**Aim**. Copy the records line for line, starting at the very first line and ending at the line that contains "separator-dot: · [417, 988, 426, 1015]", with both of those lines included.

**Materials provided**.
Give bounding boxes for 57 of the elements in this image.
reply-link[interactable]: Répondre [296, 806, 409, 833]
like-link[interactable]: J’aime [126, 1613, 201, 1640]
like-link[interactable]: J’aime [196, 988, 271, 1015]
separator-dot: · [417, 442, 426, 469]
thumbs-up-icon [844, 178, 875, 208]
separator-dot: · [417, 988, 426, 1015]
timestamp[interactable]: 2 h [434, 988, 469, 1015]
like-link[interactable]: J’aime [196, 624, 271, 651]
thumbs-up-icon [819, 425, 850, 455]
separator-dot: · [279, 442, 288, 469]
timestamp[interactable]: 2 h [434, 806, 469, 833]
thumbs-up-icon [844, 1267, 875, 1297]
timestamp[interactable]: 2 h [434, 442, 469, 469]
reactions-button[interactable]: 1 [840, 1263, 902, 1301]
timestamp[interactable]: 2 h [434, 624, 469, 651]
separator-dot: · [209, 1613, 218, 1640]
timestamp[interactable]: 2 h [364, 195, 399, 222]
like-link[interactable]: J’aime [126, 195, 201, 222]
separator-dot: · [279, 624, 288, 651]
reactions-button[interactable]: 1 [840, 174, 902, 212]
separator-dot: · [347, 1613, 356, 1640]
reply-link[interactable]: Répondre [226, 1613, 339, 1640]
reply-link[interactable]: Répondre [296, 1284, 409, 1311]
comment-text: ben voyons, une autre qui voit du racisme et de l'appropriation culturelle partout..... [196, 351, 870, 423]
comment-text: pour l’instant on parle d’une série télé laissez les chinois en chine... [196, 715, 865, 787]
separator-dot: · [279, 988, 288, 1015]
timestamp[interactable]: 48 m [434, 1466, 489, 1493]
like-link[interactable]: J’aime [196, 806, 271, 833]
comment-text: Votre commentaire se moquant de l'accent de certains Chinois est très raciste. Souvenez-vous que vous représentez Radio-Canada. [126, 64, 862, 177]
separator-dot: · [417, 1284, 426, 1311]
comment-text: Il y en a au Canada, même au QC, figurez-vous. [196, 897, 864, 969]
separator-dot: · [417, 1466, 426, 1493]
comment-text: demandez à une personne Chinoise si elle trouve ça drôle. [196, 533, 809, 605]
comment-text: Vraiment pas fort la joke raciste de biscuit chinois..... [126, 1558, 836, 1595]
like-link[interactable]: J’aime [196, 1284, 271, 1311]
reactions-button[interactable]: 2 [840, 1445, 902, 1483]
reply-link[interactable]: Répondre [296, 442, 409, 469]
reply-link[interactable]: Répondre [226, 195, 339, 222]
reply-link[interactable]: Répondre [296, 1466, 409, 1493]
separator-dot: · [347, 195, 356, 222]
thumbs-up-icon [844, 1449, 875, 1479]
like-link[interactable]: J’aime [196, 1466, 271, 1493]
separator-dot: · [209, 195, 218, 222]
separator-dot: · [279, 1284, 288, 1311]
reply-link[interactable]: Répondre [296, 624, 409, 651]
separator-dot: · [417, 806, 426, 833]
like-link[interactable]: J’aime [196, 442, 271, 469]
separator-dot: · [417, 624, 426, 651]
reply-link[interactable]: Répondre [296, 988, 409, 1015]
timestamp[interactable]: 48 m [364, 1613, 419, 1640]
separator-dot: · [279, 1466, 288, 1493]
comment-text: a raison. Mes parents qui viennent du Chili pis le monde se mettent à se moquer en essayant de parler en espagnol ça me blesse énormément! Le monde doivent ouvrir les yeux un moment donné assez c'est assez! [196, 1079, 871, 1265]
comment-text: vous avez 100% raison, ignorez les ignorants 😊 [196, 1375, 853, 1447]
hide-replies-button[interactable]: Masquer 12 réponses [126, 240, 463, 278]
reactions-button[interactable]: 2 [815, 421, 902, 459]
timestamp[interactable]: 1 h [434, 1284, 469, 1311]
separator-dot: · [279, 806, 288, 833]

**Final result**.
Give bounding boxes for 57 of the elements in this image.
reply-link[interactable]: Répondre [296, 806, 409, 833]
like-link[interactable]: J’aime [126, 1613, 201, 1640]
like-link[interactable]: J’aime [196, 988, 271, 1015]
separator-dot: · [417, 442, 426, 469]
thumbs-up-icon [844, 178, 875, 208]
separator-dot: · [417, 988, 426, 1015]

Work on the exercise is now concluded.